### EXERCISE INSTRUCTIONS:
Repeat the material in full. Keep every line exactly as it is.

### INPUT DATA:
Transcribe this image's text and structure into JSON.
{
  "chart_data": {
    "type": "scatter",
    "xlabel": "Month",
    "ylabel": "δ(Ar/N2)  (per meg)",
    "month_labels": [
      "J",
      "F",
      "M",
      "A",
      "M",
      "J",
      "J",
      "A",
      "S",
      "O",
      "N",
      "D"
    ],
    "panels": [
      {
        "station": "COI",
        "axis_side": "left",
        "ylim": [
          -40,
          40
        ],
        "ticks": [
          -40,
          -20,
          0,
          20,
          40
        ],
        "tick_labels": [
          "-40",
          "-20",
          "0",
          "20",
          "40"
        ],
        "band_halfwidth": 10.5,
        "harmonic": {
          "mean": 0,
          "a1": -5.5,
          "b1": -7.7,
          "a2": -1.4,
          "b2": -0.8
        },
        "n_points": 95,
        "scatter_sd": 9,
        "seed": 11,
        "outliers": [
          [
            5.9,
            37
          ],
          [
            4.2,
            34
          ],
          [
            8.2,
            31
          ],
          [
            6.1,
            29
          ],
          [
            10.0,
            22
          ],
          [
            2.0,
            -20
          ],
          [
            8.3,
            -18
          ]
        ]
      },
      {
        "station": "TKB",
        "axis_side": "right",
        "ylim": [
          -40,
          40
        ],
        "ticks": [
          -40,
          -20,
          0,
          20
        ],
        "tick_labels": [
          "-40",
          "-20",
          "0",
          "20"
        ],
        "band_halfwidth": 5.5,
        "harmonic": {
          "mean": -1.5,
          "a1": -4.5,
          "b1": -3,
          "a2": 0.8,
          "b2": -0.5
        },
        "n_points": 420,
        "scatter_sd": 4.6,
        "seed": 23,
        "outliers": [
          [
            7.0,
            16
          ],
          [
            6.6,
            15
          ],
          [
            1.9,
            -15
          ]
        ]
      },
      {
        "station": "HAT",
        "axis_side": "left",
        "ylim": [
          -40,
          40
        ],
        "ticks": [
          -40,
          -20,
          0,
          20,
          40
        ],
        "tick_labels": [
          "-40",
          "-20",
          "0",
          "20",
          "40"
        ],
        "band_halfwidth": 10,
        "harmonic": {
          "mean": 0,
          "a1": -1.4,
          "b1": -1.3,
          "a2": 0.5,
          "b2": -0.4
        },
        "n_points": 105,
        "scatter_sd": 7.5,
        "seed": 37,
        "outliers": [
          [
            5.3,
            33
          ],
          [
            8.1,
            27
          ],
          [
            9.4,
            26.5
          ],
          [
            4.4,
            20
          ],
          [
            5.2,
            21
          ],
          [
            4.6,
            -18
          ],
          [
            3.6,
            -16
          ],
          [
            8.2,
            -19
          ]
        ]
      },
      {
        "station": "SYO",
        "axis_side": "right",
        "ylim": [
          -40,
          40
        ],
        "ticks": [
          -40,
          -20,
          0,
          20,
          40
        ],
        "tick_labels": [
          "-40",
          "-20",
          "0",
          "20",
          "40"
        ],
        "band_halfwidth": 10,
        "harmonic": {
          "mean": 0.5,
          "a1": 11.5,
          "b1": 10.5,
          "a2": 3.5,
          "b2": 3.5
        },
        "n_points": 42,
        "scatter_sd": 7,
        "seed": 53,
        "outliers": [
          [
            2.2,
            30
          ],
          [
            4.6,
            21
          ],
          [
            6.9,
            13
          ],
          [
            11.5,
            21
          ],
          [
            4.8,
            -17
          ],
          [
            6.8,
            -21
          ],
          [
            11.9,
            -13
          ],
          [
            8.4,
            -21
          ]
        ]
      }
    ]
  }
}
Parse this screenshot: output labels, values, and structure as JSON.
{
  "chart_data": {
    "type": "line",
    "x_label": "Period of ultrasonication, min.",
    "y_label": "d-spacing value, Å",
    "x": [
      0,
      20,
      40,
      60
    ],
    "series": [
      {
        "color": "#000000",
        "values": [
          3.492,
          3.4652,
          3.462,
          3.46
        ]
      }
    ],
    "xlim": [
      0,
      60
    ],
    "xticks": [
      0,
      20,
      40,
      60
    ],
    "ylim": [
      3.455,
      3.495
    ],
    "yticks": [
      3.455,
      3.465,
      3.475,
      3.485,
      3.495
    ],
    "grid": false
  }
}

### ANSWER TO THE PROBLEM:
Transcribe this image's text and structure into JSON.
{
  "chart_data": {
    "type": "scatter",
    "xlabel": "Month",
    "ylabel": "δ(Ar/N2)  (per meg)",
    "month_labels": [
      "J",
      "F",
      "M",
      "A",
      "M",
      "J",
      "J",
      "A",
      "S",
      "O",
      "N",
      "D"
    ],
    "panels": [
      {
        "station": "COI",
        "axis_side": "left",
        "ylim": [
          -40,
          40
        ],
        "ticks": [
          -40,
          -20,
          0,
          20,
          40
        ],
        "tick_labels": [
          "-40",
          "-20",
          "0",
          "20",
          "40"
        ],
        "band_halfwidth": 10.5,
        "harmonic": {
          "mean": 0,
          "a1": -5.5,
          "b1": -7.7,
          "a2": -1.4,
          "b2": -0.8
        },
        "n_points": 95,
        "scatter_sd": 9,
        "seed": 11,
        "outliers": [
          [
            5.9,
            37
          ],
          [
            4.2,
            34
          ],
          [
            8.2,
            31
          ],
          [
            6.1,
            29
          ],
          [
            10.0,
            22
          ],
          [
            2.0,
            -20
          ],
          [
            8.3,
            -18
          ]
        ]
      },
      {
        "station": "TKB",
        "axis_side": "right",
        "ylim": [
          -40,
          40
        ],
        "ticks": [
          -40,
          -20,
          0,
          20
        ],
        "tick_labels": [
          "-40",
          "-20",
          "0",
          "20"
        ],
        "band_halfwidth": 5.5,
        "harmonic": {
          "mean": -1.5,
          "a1": -4.5,
          "b1": -3,
          "a2": 0.8,
          "b2": -0.5
        },
        "n_points": 420,
        "scatter_sd": 4.6,
        "seed": 23,
        "outliers": [
          [
            7.0,
            16
          ],
          [
            6.6,
            15
          ],
          [
            1.9,
            -15
          ]
        ]
      },
      {
        "station": "HAT",
        "axis_side": "left",
        "ylim": [
          -40,
          40
        ],
        "ticks": [
          -40,
          -20,
          0,
          20,
          40
        ],
        "tick_labels": [
          "-40",
          "-20",
          "0",
          "20",
          "40"
        ],
        "band_halfwidth": 10,
        "harmonic": {
          "mean": 0,
          "a1": -1.4,
          "b1": -1.3,
          "a2": 0.5,
          "b2": -0.4
        },
        "n_points": 105,
        "scatter_sd": 7.5,
        "seed": 37,
        "outliers": [
          [
            5.3,
            33
          ],
          [
            8.1,
            27
          ],
          [
            9.4,
            26.5
          ],
          [
            4.4,
            20
          ],
          [
            5.2,
            21
          ],
          [
            4.6,
            -18
          ],
          [
            3.6,
            -16
          ],
          [
            8.2,
            -19
          ]
        ]
      },
      {
        "station": "SYO",
        "axis_side": "right",
        "ylim": [
          -40,
          40
        ],
        "ticks": [
          -40,
          -20,
          0,
          20,
          40
        ],
        "tick_labels": [
          "-40",
          "-20",
          "0",
          "20",
          "40"
        ],
        "band_halfwidth": 10,
        "harmonic": {
          "mean": 0.5,
          "a1": 11.5,
          "b1": 10.5,
          "a2": 3.5,
          "b2": 3.5
        },
        "n_points": 42,
        "scatter_sd": 7,
        "seed": 53,
        "outliers": [
          [
            2.2,
            30
          ],
          [
            4.6,
            21
          ],
          [
            6.9,
            13
          ],
          [
            11.5,
            21
          ],
          [
            4.8,
            -17
          ],
          [
            6.8,
            -21
          ],
          [
            11.9,
            -13
          ],
          [
            8.4,
            -21
          ]
        ]
      }
    ]
  }
}
Parse this screenshot: output labels, values, and structure as JSON.
{
  "chart_data": {
    "type": "line",
    "x_label": "Period of ultrasonication, min.",
    "y_label": "d-spacing value, Å",
    "x": [
      0,
      20,
      40,
      60
    ],
    "series": [
      {
        "color": "#000000",
        "values": [
          3.492,
          3.4652,
          3.462,
          3.46
        ]
      }
    ],
    "xlim": [
      0,
      60
    ],
    "xticks": [
      0,
      20,
      40,
      60
    ],
    "ylim": [
      3.455,
      3.495
    ],
    "yticks": [
      3.455,
      3.465,
      3.475,
      3.485,
      3.495
    ],
    "grid": false
  }
}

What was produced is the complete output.